== Exercise task ==
Write out the whole listing again, exactly as given.

== Exercise material ==
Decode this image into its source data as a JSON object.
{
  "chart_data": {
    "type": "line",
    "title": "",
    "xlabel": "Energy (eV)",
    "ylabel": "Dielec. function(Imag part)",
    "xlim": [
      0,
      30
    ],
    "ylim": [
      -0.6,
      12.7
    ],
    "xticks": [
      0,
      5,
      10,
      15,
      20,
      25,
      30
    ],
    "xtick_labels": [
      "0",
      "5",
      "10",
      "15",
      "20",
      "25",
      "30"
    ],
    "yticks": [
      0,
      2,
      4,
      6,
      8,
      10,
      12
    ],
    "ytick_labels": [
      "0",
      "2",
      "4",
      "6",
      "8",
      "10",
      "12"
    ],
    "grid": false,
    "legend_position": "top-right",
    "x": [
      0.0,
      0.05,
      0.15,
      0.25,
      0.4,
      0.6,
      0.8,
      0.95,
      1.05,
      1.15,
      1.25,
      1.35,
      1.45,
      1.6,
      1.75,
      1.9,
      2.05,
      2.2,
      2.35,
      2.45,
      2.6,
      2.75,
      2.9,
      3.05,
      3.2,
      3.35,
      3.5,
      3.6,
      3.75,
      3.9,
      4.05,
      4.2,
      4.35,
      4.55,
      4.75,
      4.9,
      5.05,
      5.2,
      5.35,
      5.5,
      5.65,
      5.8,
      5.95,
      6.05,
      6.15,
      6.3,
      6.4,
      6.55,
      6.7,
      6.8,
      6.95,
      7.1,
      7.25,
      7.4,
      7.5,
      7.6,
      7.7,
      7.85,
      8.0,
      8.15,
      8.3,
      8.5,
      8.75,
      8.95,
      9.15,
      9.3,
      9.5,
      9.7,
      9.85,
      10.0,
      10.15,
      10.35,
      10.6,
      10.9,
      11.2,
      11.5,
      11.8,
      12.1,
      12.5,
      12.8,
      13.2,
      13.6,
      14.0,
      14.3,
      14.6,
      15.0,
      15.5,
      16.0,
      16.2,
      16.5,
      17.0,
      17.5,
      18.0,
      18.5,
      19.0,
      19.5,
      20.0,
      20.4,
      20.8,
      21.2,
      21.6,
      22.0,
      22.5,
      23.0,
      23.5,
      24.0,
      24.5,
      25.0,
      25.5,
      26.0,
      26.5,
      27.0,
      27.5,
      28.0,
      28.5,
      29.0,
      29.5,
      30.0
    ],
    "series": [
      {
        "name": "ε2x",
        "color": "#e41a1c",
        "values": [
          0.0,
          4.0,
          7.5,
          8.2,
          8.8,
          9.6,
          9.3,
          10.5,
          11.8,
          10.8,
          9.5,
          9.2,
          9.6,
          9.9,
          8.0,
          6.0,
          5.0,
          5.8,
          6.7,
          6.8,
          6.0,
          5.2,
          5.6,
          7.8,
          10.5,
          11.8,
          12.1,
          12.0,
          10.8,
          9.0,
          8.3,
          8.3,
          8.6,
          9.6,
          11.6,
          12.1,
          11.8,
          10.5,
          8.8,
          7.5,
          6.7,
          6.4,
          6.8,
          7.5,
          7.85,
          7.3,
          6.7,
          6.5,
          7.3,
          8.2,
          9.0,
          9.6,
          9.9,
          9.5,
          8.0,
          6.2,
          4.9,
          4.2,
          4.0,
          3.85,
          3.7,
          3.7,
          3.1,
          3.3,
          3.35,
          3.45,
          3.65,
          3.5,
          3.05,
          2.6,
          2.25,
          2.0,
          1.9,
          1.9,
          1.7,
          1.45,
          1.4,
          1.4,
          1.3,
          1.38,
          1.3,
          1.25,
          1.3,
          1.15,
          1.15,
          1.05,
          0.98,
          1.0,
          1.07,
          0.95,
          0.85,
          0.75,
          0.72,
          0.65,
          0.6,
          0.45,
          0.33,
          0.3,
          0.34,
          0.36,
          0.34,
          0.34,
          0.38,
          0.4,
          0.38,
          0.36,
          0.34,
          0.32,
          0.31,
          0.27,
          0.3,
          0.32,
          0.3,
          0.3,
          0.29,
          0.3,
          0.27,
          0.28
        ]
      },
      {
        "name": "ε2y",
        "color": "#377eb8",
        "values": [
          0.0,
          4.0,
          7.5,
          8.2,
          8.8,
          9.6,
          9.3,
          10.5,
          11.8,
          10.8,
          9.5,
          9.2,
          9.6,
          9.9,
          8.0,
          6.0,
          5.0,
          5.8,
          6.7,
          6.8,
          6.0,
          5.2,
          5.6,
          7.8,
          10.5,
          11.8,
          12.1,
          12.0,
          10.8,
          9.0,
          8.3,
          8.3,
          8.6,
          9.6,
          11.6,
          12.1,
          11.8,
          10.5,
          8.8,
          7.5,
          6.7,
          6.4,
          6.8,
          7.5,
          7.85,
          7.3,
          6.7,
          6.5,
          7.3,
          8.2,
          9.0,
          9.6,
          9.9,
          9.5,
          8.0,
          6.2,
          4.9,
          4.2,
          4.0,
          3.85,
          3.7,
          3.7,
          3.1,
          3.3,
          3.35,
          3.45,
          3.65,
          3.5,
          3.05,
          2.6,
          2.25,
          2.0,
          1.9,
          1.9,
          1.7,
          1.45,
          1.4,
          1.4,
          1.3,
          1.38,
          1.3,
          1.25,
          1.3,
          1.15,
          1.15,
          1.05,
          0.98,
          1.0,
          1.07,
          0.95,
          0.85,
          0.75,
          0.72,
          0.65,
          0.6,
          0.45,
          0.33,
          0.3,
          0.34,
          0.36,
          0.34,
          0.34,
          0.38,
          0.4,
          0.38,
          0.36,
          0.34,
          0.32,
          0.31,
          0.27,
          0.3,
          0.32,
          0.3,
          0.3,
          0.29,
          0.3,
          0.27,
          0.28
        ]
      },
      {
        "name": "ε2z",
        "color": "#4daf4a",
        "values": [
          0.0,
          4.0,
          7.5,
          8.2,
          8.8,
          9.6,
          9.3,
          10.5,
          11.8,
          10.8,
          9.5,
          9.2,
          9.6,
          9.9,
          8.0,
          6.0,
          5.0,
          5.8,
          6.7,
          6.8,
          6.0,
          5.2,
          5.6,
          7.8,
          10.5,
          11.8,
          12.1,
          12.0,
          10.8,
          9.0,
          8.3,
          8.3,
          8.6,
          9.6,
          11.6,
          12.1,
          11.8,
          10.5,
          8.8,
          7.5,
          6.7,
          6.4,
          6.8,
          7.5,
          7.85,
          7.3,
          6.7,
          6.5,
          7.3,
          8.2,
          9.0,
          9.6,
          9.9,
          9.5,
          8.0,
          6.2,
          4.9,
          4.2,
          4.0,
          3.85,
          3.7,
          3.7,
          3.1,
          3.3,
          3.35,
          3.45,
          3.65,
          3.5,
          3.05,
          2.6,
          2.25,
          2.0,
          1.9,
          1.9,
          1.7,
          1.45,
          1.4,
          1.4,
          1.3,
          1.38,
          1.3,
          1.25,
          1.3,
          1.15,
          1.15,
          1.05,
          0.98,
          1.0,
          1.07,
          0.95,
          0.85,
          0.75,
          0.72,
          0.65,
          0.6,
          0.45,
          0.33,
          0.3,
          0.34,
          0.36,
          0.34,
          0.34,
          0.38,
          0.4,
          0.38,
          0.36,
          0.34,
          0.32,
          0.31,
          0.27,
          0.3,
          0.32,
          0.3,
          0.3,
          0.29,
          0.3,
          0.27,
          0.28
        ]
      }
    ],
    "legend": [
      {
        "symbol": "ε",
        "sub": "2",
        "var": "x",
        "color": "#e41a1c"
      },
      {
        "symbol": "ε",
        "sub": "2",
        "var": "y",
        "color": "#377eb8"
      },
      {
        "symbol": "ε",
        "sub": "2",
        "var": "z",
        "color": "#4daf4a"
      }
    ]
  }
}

== Response ==
Decode this image into its source data as a JSON object.
{
  "chart_data": {
    "type": "line",
    "title": "",
    "xlabel": "Energy (eV)",
    "ylabel": "Dielec. function(Imag part)",
    "xlim": [
      0,
      30
    ],
    "ylim": [
      -0.6,
      12.7
    ],
    "xticks": [
      0,
      5,
      10,
      15,
      20,
      25,
      30
    ],
    "xtick_labels": [
      "0",
      "5",
      "10",
      "15",
      "20",
      "25",
      "30"
    ],
    "yticks": [
      0,
      2,
      4,
      6,
      8,
      10,
      12
    ],
    "ytick_labels": [
      "0",
      "2",
      "4",
      "6",
      "8",
      "10",
      "12"
    ],
    "grid": false,
    "legend_position": "top-right",
    "x": [
      0.0,
      0.05,
      0.15,
      0.25,
      0.4,
      0.6,
      0.8,
      0.95,
      1.05,
      1.15,
      1.25,
      1.35,
      1.45,
      1.6,
      1.75,
      1.9,
      2.05,
      2.2,
      2.35,
      2.45,
      2.6,
      2.75,
      2.9,
      3.05,
      3.2,
      3.35,
      3.5,
      3.6,
      3.75,
      3.9,
      4.05,
      4.2,
      4.35,
      4.55,
      4.75,
      4.9,
      5.05,
      5.2,
      5.35,
      5.5,
      5.65,
      5.8,
      5.95,
      6.05,
      6.15,
      6.3,
      6.4,
      6.55,
      6.7,
      6.8,
      6.95,
      7.1,
      7.25,
      7.4,
      7.5,
      7.6,
      7.7,
      7.85,
      8.0,
      8.15,
      8.3,
      8.5,
      8.75,
      8.95,
      9.15,
      9.3,
      9.5,
      9.7,
      9.85,
      10.0,
      10.15,
      10.35,
      10.6,
      10.9,
      11.2,
      11.5,
      11.8,
      12.1,
      12.5,
      12.8,
      13.2,
      13.6,
      14.0,
      14.3,
      14.6,
      15.0,
      15.5,
      16.0,
      16.2,
      16.5,
      17.0,
      17.5,
      18.0,
      18.5,
      19.0,
      19.5,
      20.0,
      20.4,
      20.8,
      21.2,
      21.6,
      22.0,
      22.5,
      23.0,
      23.5,
      24.0,
      24.5,
      25.0,
      25.5,
      26.0,
      26.5,
      27.0,
      27.5,
      28.0,
      28.5,
      29.0,
      29.5,
      30.0
    ],
    "series": [
      {
        "name": "ε2x",
        "color": "#e41a1c",
        "values": [
          0.0,
          4.0,
          7.5,
          8.2,
          8.8,
          9.6,
          9.3,
          10.5,
          11.8,
          10.8,
          9.5,
          9.2,
          9.6,
          9.9,
          8.0,
          6.0,
          5.0,
          5.8,
          6.7,
          6.8,
          6.0,
          5.2,
          5.6,
          7.8,
          10.5,
          11.8,
          12.1,
          12.0,
          10.8,
          9.0,
          8.3,
          8.3,
          8.6,
          9.6,
          11.6,
          12.1,
          11.8,
          10.5,
          8.8,
          7.5,
          6.7,
          6.4,
          6.8,
          7.5,
          7.85,
          7.3,
          6.7,
          6.5,
          7.3,
          8.2,
          9.0,
          9.6,
          9.9,
          9.5,
          8.0,
          6.2,
          4.9,
          4.2,
          4.0,
          3.85,
          3.7,
          3.7,
          3.1,
          3.3,
          3.35,
          3.45,
          3.65,
          3.5,
          3.05,
          2.6,
          2.25,
          2.0,
          1.9,
          1.9,
          1.7,
          1.45,
          1.4,
          1.4,
          1.3,
          1.38,
          1.3,
          1.25,
          1.3,
          1.15,
          1.15,
          1.05,
          0.98,
          1.0,
          1.07,
          0.95,
          0.85,
          0.75,
          0.72,
          0.65,
          0.6,
          0.45,
          0.33,
          0.3,
          0.34,
          0.36,
          0.34,
          0.34,
          0.38,
          0.4,
          0.38,
          0.36,
          0.34,
          0.32,
          0.31,
          0.27,
          0.3,
          0.32,
          0.3,
          0.3,
          0.29,
          0.3,
          0.27,
          0.28
        ]
      },
      {
        "name": "ε2y",
        "color": "#377eb8",
        "values": [
          0.0,
          4.0,
          7.5,
          8.2,
          8.8,
          9.6,
          9.3,
          10.5,
          11.8,
          10.8,
          9.5,
          9.2,
          9.6,
          9.9,
          8.0,
          6.0,
          5.0,
          5.8,
          6.7,
          6.8,
          6.0,
          5.2,
          5.6,
          7.8,
          10.5,
          11.8,
          12.1,
          12.0,
          10.8,
          9.0,
          8.3,
          8.3,
          8.6,
          9.6,
          11.6,
          12.1,
          11.8,
          10.5,
          8.8,
          7.5,
          6.7,
          6.4,
          6.8,
          7.5,
          7.85,
          7.3,
          6.7,
          6.5,
          7.3,
          8.2,
          9.0,
          9.6,
          9.9,
          9.5,
          8.0,
          6.2,
          4.9,
          4.2,
          4.0,
          3.85,
          3.7,
          3.7,
          3.1,
          3.3,
          3.35,
          3.45,
          3.65,
          3.5,
          3.05,
          2.6,
          2.25,
          2.0,
          1.9,
          1.9,
          1.7,
          1.45,
          1.4,
          1.4,
          1.3,
          1.38,
          1.3,
          1.25,
          1.3,
          1.15,
          1.15,
          1.05,
          0.98,
          1.0,
          1.07,
          0.95,
          0.85,
          0.75,
          0.72,
          0.65,
          0.6,
          0.45,
          0.33,
          0.3,
          0.34,
          0.36,
          0.34,
          0.34,
          0.38,
          0.4,
          0.38,
          0.36,
          0.34,
          0.32,
          0.31,
          0.27,
          0.3,
          0.32,
          0.3,
          0.3,
          0.29,
          0.3,
          0.27,
          0.28
        ]
      },
      {
        "name": "ε2z",
        "color": "#4daf4a",
        "values": [
          0.0,
          4.0,
          7.5,
          8.2,
          8.8,
          9.6,
          9.3,
          10.5,
          11.8,
          10.8,
          9.5,
          9.2,
          9.6,
          9.9,
          8.0,
          6.0,
          5.0,
          5.8,
          6.7,
          6.8,
          6.0,
          5.2,
          5.6,
          7.8,
          10.5,
          11.8,
          12.1,
          12.0,
          10.8,
          9.0,
          8.3,
          8.3,
          8.6,
          9.6,
          11.6,
          12.1,
          11.8,
          10.5,
          8.8,
          7.5,
          6.7,
          6.4,
          6.8,
          7.5,
          7.85,
          7.3,
          6.7,
          6.5,
          7.3,
          8.2,
          9.0,
          9.6,
          9.9,
          9.5,
          8.0,
          6.2,
          4.9,
          4.2,
          4.0,
          3.85,
          3.7,
          3.7,
          3.1,
          3.3,
          3.35,
          3.45,
          3.65,
          3.5,
          3.05,
          2.6,
          2.25,
          2.0,
          1.9,
          1.9,
          1.7,
          1.45,
          1.4,
          1.4,
          1.3,
          1.38,
          1.3,
          1.25,
          1.3,
          1.15,
          1.15,
          1.05,
          0.98,
          1.0,
          1.07,
          0.95,
          0.85,
          0.75,
          0.72,
          0.65,
          0.6,
          0.45,
          0.33,
          0.3,
          0.34,
          0.36,
          0.34,
          0.34,
          0.38,
          0.4,
          0.38,
          0.36,
          0.34,
          0.32,
          0.31,
          0.27,
          0.3,
          0.32,
          0.3,
          0.3,
          0.29,
          0.3,
          0.27,
          0.28
        ]
      }
    ],
    "legend": [
      {
        "symbol": "ε",
        "sub": "2",
        "var": "x",
        "color": "#e41a1c"
      },
      {
        "symbol": "ε",
        "sub": "2",
        "var": "y",
        "color": "#377eb8"
      },
      {
        "symbol": "ε",
        "sub": "2",
        "var": "z",
        "color": "#4daf4a"
      }
    ]
  }
}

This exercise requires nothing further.